Print all of the entries exactly, minus the pictures.

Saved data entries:

-- -- --

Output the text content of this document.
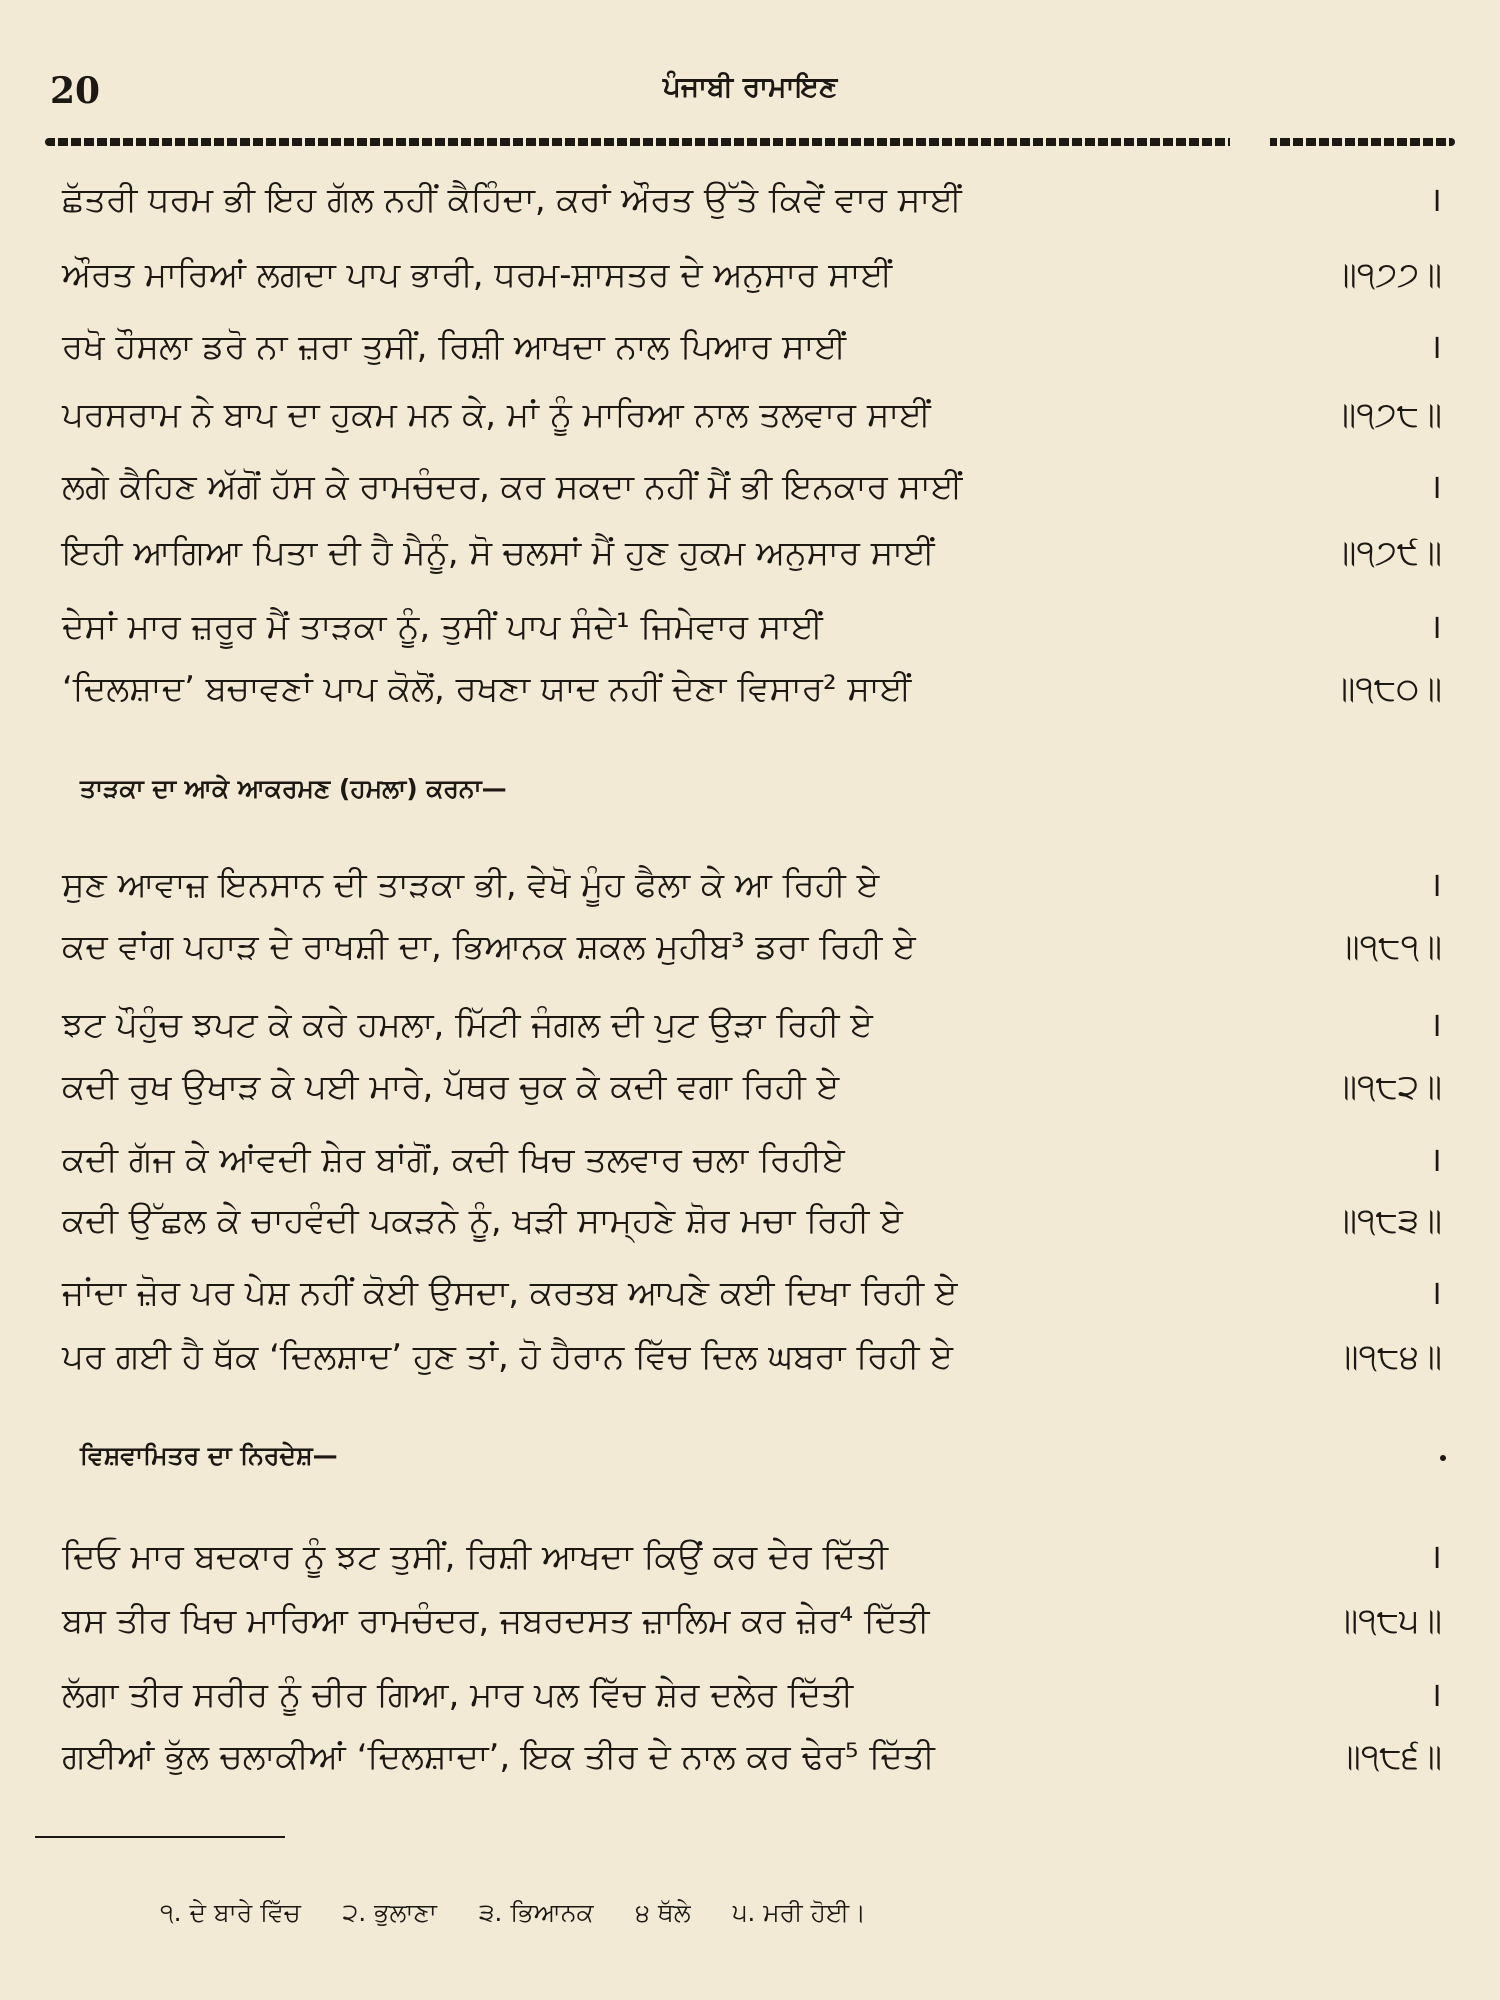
20	ਪੰਜਾਬੀ ਰਾਮਾਇਣ
ਛੱਤਰੀ ਧਰਮ ਭੀ ਇਹ ਗੱਲ ਨਹੀਂ ਕੈਹਿੰਦਾ, ਕਰਾਂ ਔਰਤ ਉੱਤੇ ਕਿਵੇਂ ਵਾਰ ਸਾਈਂ	।
ਔਰਤ ਮਾਰਿਆਂ ਲਗਦਾ ਪਾਪ ਭਾਰੀ, ਧਰਮ-ਸ਼ਾਸਤਰ ਦੇ ਅਨੁਸਾਰ ਸਾਈਂ	॥੧੭੭॥
ਰਖੋ ਹੌਸਲਾ ਡਰੋ ਨਾ ਜ਼ਰਾ ਤੁਸੀਂ, ਰਿਸ਼ੀ ਆਖਦਾ ਨਾਲ ਪਿਆਰ ਸਾਈਂ	।
ਪਰਸਰਾਮ ਨੇ ਬਾਪ ਦਾ ਹੁਕਮ ਮਨ ਕੇ, ਮਾਂ ਨੂੰ ਮਾਰਿਆ ਨਾਲ ਤਲਵਾਰ ਸਾਈਂ	॥੧੭੮॥
ਲਗੇ ਕੈਹਿਣ ਅੱਗੋਂ ਹੱਸ ਕੇ ਰਾਮਚੰਦਰ, ਕਰ ਸਕਦਾ ਨਹੀਂ ਮੈਂ ਭੀ ਇਨਕਾਰ ਸਾਈਂ	।
ਇਹੀ ਆਗਿਆ ਪਿਤਾ ਦੀ ਹੈ ਮੈਨੂੰ, ਸੋ ਚਲਸਾਂ ਮੈਂ ਹੁਣ ਹੁਕਮ ਅਨੁਸਾਰ ਸਾਈਂ	॥੧੭੯॥
ਦੇਸਾਂ ਮਾਰ ਜ਼ਰੂਰ ਮੈਂ ਤਾੜਕਾ ਨੂੰ, ਤੁਸੀਂ ਪਾਪ ਸੰਦੇ¹ ਜਿਮੇਵਾਰ ਸਾਈਂ	।
‘ਦਿਲਸ਼ਾਦ’ ਬਚਾਵਣਾਂ ਪਾਪ ਕੋਲੋਂ, ਰਖਣਾ ਯਾਦ ਨਹੀਂ ਦੇਣਾ ਵਿਸਾਰ² ਸਾਈਂ	॥੧੮੦॥
ਤਾੜਕਾ ਦਾ ਆਕੇ ਆਕਰਮਣ (ਹਮਲਾ) ਕਰਨਾ—
ਸੁਣ ਆਵਾਜ਼ ਇਨਸਾਨ ਦੀ ਤਾੜਕਾ ਭੀ, ਵੇਖੋ ਮੂੰਹ ਫੈਲਾ ਕੇ ਆ ਰਿਹੀ ਏ	।
ਕਦ ਵਾਂਗ ਪਹਾੜ ਦੇ ਰਾਖਸ਼ੀ ਦਾ, ਭਿਆਨਕ ਸ਼ਕਲ ਮੁਹੀਬ³ ਡਰਾ ਰਿਹੀ ਏ	॥੧੮੧॥
ਝਟ ਪੌਹੁੰਚ ਝਪਟ ਕੇ ਕਰੇ ਹਮਲਾ, ਮਿੱਟੀ ਜੰਗਲ ਦੀ ਪੁਟ ਉੜਾ ਰਿਹੀ ਏ	।
ਕਦੀ ਰੁਖ ਉਖਾੜ ਕੇ ਪਈ ਮਾਰੇ, ਪੱਥਰ ਚੁਕ ਕੇ ਕਦੀ ਵਗਾ ਰਿਹੀ ਏ	॥੧੮੨॥
ਕਦੀ ਗੱਜ ਕੇ ਆਂਵਦੀ ਸ਼ੇਰ ਬਾਂਗੋਂ, ਕਦੀ ਖਿਚ ਤਲਵਾਰ ਚਲਾ ਰਿਹੀਏ	।
ਕਦੀ ਉੱਛਲ ਕੇ ਚਾਹਵੰਦੀ ਪਕੜਨੇ ਨੂੰ, ਖੜੀ ਸਾਮ੍ਹਣੇ ਸ਼ੋਰ ਮਚਾ ਰਿਹੀ ਏ	॥੧੮੩॥
ਜਾਂਦਾ ਜ਼ੋਰ ਪਰ ਪੇਸ਼ ਨਹੀਂ ਕੋਈ ਉਸਦਾ, ਕਰਤਬ ਆਪਣੇ ਕਈ ਦਿਖਾ ਰਿਹੀ ਏ	।
ਪਰ ਗਈ ਹੈ ਥੱਕ ‘ਦਿਲਸ਼ਾਦ’ ਹੁਣ ਤਾਂ, ਹੋ ਹੈਰਾਨ ਵਿੱਚ ਦਿਲ ਘਬਰਾ ਰਿਹੀ ਏ	॥੧੮੪॥
ਵਿਸ਼ਵਾਮਿਤਰ ਦਾ ਨਿਰਦੇਸ਼—
ਦਿਓ ਮਾਰ ਬਦਕਾਰ ਨੂੰ ਝਟ ਤੁਸੀਂ, ਰਿਸ਼ੀ ਆਖਦਾ ਕਿਉਂ ਕਰ ਦੇਰ ਦਿੱਤੀ	।
ਬਸ ਤੀਰ ਖਿਚ ਮਾਰਿਆ ਰਾਮਚੰਦਰ, ਜਬਰਦਸਤ ਜ਼ਾਲਿਮ ਕਰ ਜ਼ੇਰ⁴ ਦਿੱਤੀ	॥੧੮੫॥
ਲੱਗਾ ਤੀਰ ਸਰੀਰ ਨੂੰ ਚੀਰ ਗਿਆ, ਮਾਰ ਪਲ ਵਿੱਚ ਸ਼ੇਰ ਦਲੇਰ ਦਿੱਤੀ	।
ਗਈਆਂ ਭੁੱਲ ਚਲਾਕੀਆਂ ‘ਦਿਲਸ਼ਾਦਾ’, ਇਕ ਤੀਰ ਦੇ ਨਾਲ ਕਰ ਢੇਰ⁵ ਦਿੱਤੀ	॥੧੮੬॥
੧. ਦੇ ਬਾਰੇ ਵਿੱਚ ੨. ਭੁਲਾਣਾ ੩. ਭਿਆਨਕ ੪ ਥੱਲੇ ੫. ਮਰੀ ਹੋਈ।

-- -- --

Result of this task ::
Output the text content of this document.
20	ਪੰਜਾਬੀ ਰਾਮਾਇਣ
ਛੱਤਰੀ ਧਰਮ ਭੀ ਇਹ ਗੱਲ ਨਹੀਂ ਕੈਹਿੰਦਾ, ਕਰਾਂ ਔਰਤ ਉੱਤੇ ਕਿਵੇਂ ਵਾਰ ਸਾਈਂ	।
ਔਰਤ ਮਾਰਿਆਂ ਲਗਦਾ ਪਾਪ ਭਾਰੀ, ਧਰਮ-ਸ਼ਾਸਤਰ ਦੇ ਅਨੁਸਾਰ ਸਾਈਂ	॥੧੭੭॥
ਰਖੋ ਹੌਸਲਾ ਡਰੋ ਨਾ ਜ਼ਰਾ ਤੁਸੀਂ, ਰਿਸ਼ੀ ਆਖਦਾ ਨਾਲ ਪਿਆਰ ਸਾਈਂ	।
ਪਰਸਰਾਮ ਨੇ ਬਾਪ ਦਾ ਹੁਕਮ ਮਨ ਕੇ, ਮਾਂ ਨੂੰ ਮਾਰਿਆ ਨਾਲ ਤਲਵਾਰ ਸਾਈਂ	॥੧੭੮॥
ਲਗੇ ਕੈਹਿਣ ਅੱਗੋਂ ਹੱਸ ਕੇ ਰਾਮਚੰਦਰ, ਕਰ ਸਕਦਾ ਨਹੀਂ ਮੈਂ ਭੀ ਇਨਕਾਰ ਸਾਈਂ	।
ਇਹੀ ਆਗਿਆ ਪਿਤਾ ਦੀ ਹੈ ਮੈਨੂੰ, ਸੋ ਚਲਸਾਂ ਮੈਂ ਹੁਣ ਹੁਕਮ ਅਨੁਸਾਰ ਸਾਈਂ	॥੧੭੯॥
ਦੇਸਾਂ ਮਾਰ ਜ਼ਰੂਰ ਮੈਂ ਤਾੜਕਾ ਨੂੰ, ਤੁਸੀਂ ਪਾਪ ਸੰਦੇ¹ ਜਿਮੇਵਾਰ ਸਾਈਂ	।
‘ਦਿਲਸ਼ਾਦ’ ਬਚਾਵਣਾਂ ਪਾਪ ਕੋਲੋਂ, ਰਖਣਾ ਯਾਦ ਨਹੀਂ ਦੇਣਾ ਵਿਸਾਰ² ਸਾਈਂ	॥੧੮੦॥
ਤਾੜਕਾ ਦਾ ਆਕੇ ਆਕਰਮਣ (ਹਮਲਾ) ਕਰਨਾ—
ਸੁਣ ਆਵਾਜ਼ ਇਨਸਾਨ ਦੀ ਤਾੜਕਾ ਭੀ, ਵੇਖੋ ਮੂੰਹ ਫੈਲਾ ਕੇ ਆ ਰਿਹੀ ਏ	।
ਕਦ ਵਾਂਗ ਪਹਾੜ ਦੇ ਰਾਖਸ਼ੀ ਦਾ, ਭਿਆਨਕ ਸ਼ਕਲ ਮੁਹੀਬ³ ਡਰਾ ਰਿਹੀ ਏ	॥੧੮੧॥
ਝਟ ਪੌਹੁੰਚ ਝਪਟ ਕੇ ਕਰੇ ਹਮਲਾ, ਮਿੱਟੀ ਜੰਗਲ ਦੀ ਪੁਟ ਉੜਾ ਰਿਹੀ ਏ	।
ਕਦੀ ਰੁਖ ਉਖਾੜ ਕੇ ਪਈ ਮਾਰੇ, ਪੱਥਰ ਚੁਕ ਕੇ ਕਦੀ ਵਗਾ ਰਿਹੀ ਏ	॥੧੮੨॥
ਕਦੀ ਗੱਜ ਕੇ ਆਂਵਦੀ ਸ਼ੇਰ ਬਾਂਗੋਂ, ਕਦੀ ਖਿਚ ਤਲਵਾਰ ਚਲਾ ਰਿਹੀਏ	।
ਕਦੀ ਉੱਛਲ ਕੇ ਚਾਹਵੰਦੀ ਪਕੜਨੇ ਨੂੰ, ਖੜੀ ਸਾਮ੍ਹਣੇ ਸ਼ੋਰ ਮਚਾ ਰਿਹੀ ਏ	॥੧੮੩॥
ਜਾਂਦਾ ਜ਼ੋਰ ਪਰ ਪੇਸ਼ ਨਹੀਂ ਕੋਈ ਉਸਦਾ, ਕਰਤਬ ਆਪਣੇ ਕਈ ਦਿਖਾ ਰਿਹੀ ਏ	।
ਪਰ ਗਈ ਹੈ ਥੱਕ ‘ਦਿਲਸ਼ਾਦ’ ਹੁਣ ਤਾਂ, ਹੋ ਹੈਰਾਨ ਵਿੱਚ ਦਿਲ ਘਬਰਾ ਰਿਹੀ ਏ	॥੧੮੪॥
ਵਿਸ਼ਵਾਮਿਤਰ ਦਾ ਨਿਰਦੇਸ਼—
ਦਿਓ ਮਾਰ ਬਦਕਾਰ ਨੂੰ ਝਟ ਤੁਸੀਂ, ਰਿਸ਼ੀ ਆਖਦਾ ਕਿਉਂ ਕਰ ਦੇਰ ਦਿੱਤੀ	।
ਬਸ ਤੀਰ ਖਿਚ ਮਾਰਿਆ ਰਾਮਚੰਦਰ, ਜਬਰਦਸਤ ਜ਼ਾਲਿਮ ਕਰ ਜ਼ੇਰ⁴ ਦਿੱਤੀ	॥੧੮੫॥
ਲੱਗਾ ਤੀਰ ਸਰੀਰ ਨੂੰ ਚੀਰ ਗਿਆ, ਮਾਰ ਪਲ ਵਿੱਚ ਸ਼ੇਰ ਦਲੇਰ ਦਿੱਤੀ	।
ਗਈਆਂ ਭੁੱਲ ਚਲਾਕੀਆਂ ‘ਦਿਲਸ਼ਾਦਾ’, ਇਕ ਤੀਰ ਦੇ ਨਾਲ ਕਰ ਢੇਰ⁵ ਦਿੱਤੀ	॥੧੮੬॥
੧. ਦੇ ਬਾਰੇ ਵਿੱਚ ੨. ਭੁਲਾਣਾ ੩. ਭਿਆਨਕ ੪ ਥੱਲੇ ੫. ਮਰੀ ਹੋਈ।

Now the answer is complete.